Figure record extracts
══════════
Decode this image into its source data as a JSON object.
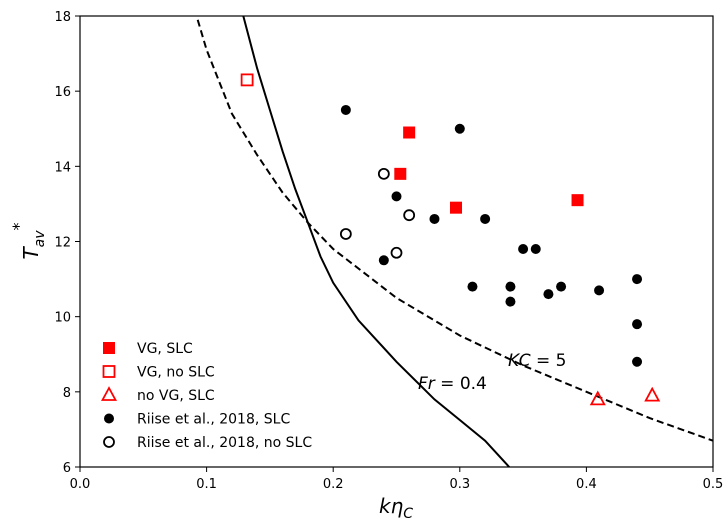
{
  "chart_data": {
    "type": "scatter",
    "title": "",
    "xlabel": "kη_C",
    "ylabel": "T_av*",
    "xlim": [
      0.0,
      0.5
    ],
    "ylim": [
      6,
      18
    ],
    "xticks": [
      "0.0",
      "0.1",
      "0.2",
      "0.3",
      "0.4",
      "0.5"
    ],
    "yticks": [
      "6",
      "8",
      "10",
      "12",
      "14",
      "16",
      "18"
    ],
    "grid": false,
    "legend_position": "bottom-left",
    "series": [
      {
        "name": "VG, SLC",
        "marker": "filled-square",
        "color": "#ff0000",
        "points": [
          [
            0.253,
            13.8
          ],
          [
            0.26,
            14.9
          ],
          [
            0.297,
            12.9
          ],
          [
            0.393,
            13.1
          ]
        ]
      },
      {
        "name": "VG, no SLC",
        "marker": "open-square",
        "color": "#ff0000",
        "points": [
          [
            0.132,
            16.3
          ]
        ]
      },
      {
        "name": "no VG, SLC",
        "marker": "open-triangle",
        "color": "#ff0000",
        "points": [
          [
            0.409,
            7.8
          ],
          [
            0.452,
            7.9
          ]
        ]
      },
      {
        "name": "Riise et al., 2018, SLC",
        "marker": "filled-circle",
        "color": "#000000",
        "points": [
          [
            0.21,
            15.5
          ],
          [
            0.24,
            11.5
          ],
          [
            0.25,
            13.2
          ],
          [
            0.28,
            12.6
          ],
          [
            0.3,
            15.0
          ],
          [
            0.31,
            10.8
          ],
          [
            0.32,
            12.6
          ],
          [
            0.34,
            10.8
          ],
          [
            0.34,
            10.4
          ],
          [
            0.35,
            11.8
          ],
          [
            0.36,
            11.8
          ],
          [
            0.37,
            10.6
          ],
          [
            0.38,
            10.8
          ],
          [
            0.41,
            10.7
          ],
          [
            0.44,
            11.0
          ],
          [
            0.44,
            9.8
          ],
          [
            0.44,
            8.8
          ]
        ]
      },
      {
        "name": "Riise et al., 2018, no SLC",
        "marker": "open-circle",
        "color": "#000000",
        "points": [
          [
            0.21,
            12.2
          ],
          [
            0.24,
            13.8
          ],
          [
            0.25,
            11.7
          ],
          [
            0.26,
            12.7
          ]
        ]
      }
    ],
    "curves": [
      {
        "label_prefix": "Fr",
        "label_value": " = 0.4",
        "style": "solid",
        "color": "#000000",
        "points": [
          [
            0.129,
            18.0
          ],
          [
            0.14,
            16.6
          ],
          [
            0.15,
            15.5
          ],
          [
            0.16,
            14.4
          ],
          [
            0.17,
            13.4
          ],
          [
            0.18,
            12.5
          ],
          [
            0.19,
            11.6
          ],
          [
            0.2,
            10.9
          ],
          [
            0.22,
            9.9
          ],
          [
            0.25,
            8.8
          ],
          [
            0.28,
            7.8
          ],
          [
            0.3,
            7.25
          ],
          [
            0.32,
            6.7
          ],
          [
            0.339,
            6.0
          ]
        ]
      },
      {
        "label_prefix": "KC",
        "label_value": " = 5",
        "style": "dashed",
        "color": "#000000",
        "points": [
          [
            0.093,
            17.9
          ],
          [
            0.1,
            17.1
          ],
          [
            0.12,
            15.4
          ],
          [
            0.14,
            14.3
          ],
          [
            0.16,
            13.3
          ],
          [
            0.18,
            12.5
          ],
          [
            0.2,
            11.8
          ],
          [
            0.25,
            10.5
          ],
          [
            0.3,
            9.5
          ],
          [
            0.35,
            8.7
          ],
          [
            0.4,
            8.0
          ],
          [
            0.45,
            7.3
          ],
          [
            0.5,
            6.7
          ]
        ]
      }
    ]
  }
}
══════════
▸ Work to be completed
Leave out the pictures and copy everything else in the records word for word.

▸ The reply
Decode this image into its source data as a JSON object.
{
  "chart_data": {
    "type": "scatter",
    "title": "",
    "xlabel": "kη_C",
    "ylabel": "T_av*",
    "xlim": [
      0.0,
      0.5
    ],
    "ylim": [
      6,
      18
    ],
    "xticks": [
      "0.0",
      "0.1",
      "0.2",
      "0.3",
      "0.4",
      "0.5"
    ],
    "yticks": [
      "6",
      "8",
      "10",
      "12",
      "14",
      "16",
      "18"
    ],
    "grid": false,
    "legend_position": "bottom-left",
    "series": [
      {
        "name": "VG, SLC",
        "marker": "filled-square",
        "color": "#ff0000",
        "points": [
          [
            0.253,
            13.8
          ],
          [
            0.26,
            14.9
          ],
          [
            0.297,
            12.9
          ],
          [
            0.393,
            13.1
          ]
        ]
      },
      {
        "name": "VG, no SLC",
        "marker": "open-square",
        "color": "#ff0000",
        "points": [
          [
            0.132,
            16.3
          ]
        ]
      },
      {
        "name": "no VG, SLC",
        "marker": "open-triangle",
        "color": "#ff0000",
        "points": [
          [
            0.409,
            7.8
          ],
          [
            0.452,
            7.9
          ]
        ]
      },
      {
        "name": "Riise et al., 2018, SLC",
        "marker": "filled-circle",
        "color": "#000000",
        "points": [
          [
            0.21,
            15.5
          ],
          [
            0.24,
            11.5
          ],
          [
            0.25,
            13.2
          ],
          [
            0.28,
            12.6
          ],
          [
            0.3,
            15.0
          ],
          [
            0.31,
            10.8
          ],
          [
            0.32,
            12.6
          ],
          [
            0.34,
            10.8
          ],
          [
            0.34,
            10.4
          ],
          [
            0.35,
            11.8
          ],
          [
            0.36,
            11.8
          ],
          [
            0.37,
            10.6
          ],
          [
            0.38,
            10.8
          ],
          [
            0.41,
            10.7
          ],
          [
            0.44,
            11.0
          ],
          [
            0.44,
            9.8
          ],
          [
            0.44,
            8.8
          ]
        ]
      },
      {
        "name": "Riise et al., 2018, no SLC",
        "marker": "open-circle",
        "color": "#000000",
        "points": [
          [
            0.21,
            12.2
          ],
          [
            0.24,
            13.8
          ],
          [
            0.25,
            11.7
          ],
          [
            0.26,
            12.7
          ]
        ]
      }
    ],
    "curves": [
      {
        "label_prefix": "Fr",
        "label_value": " = 0.4",
        "style": "solid",
        "color": "#000000",
        "points": [
          [
            0.129,
            18.0
          ],
          [
            0.14,
            16.6
          ],
          [
            0.15,
            15.5
          ],
          [
            0.16,
            14.4
          ],
          [
            0.17,
            13.4
          ],
          [
            0.18,
            12.5
          ],
          [
            0.19,
            11.6
          ],
          [
            0.2,
            10.9
          ],
          [
            0.22,
            9.9
          ],
          [
            0.25,
            8.8
          ],
          [
            0.28,
            7.8
          ],
          [
            0.3,
            7.25
          ],
          [
            0.32,
            6.7
          ],
          [
            0.339,
            6.0
          ]
        ]
      },
      {
        "label_prefix": "KC",
        "label_value": " = 5",
        "style": "dashed",
        "color": "#000000",
        "points": [
          [
            0.093,
            17.9
          ],
          [
            0.1,
            17.1
          ],
          [
            0.12,
            15.4
          ],
          [
            0.14,
            14.3
          ],
          [
            0.16,
            13.3
          ],
          [
            0.18,
            12.5
          ],
          [
            0.2,
            11.8
          ],
          [
            0.25,
            10.5
          ],
          [
            0.3,
            9.5
          ],
          [
            0.35,
            8.7
          ],
          [
            0.4,
            8.0
          ],
          [
            0.45,
            7.3
          ],
          [
            0.5,
            6.7
          ]
        ]
      }
    ]
  }
}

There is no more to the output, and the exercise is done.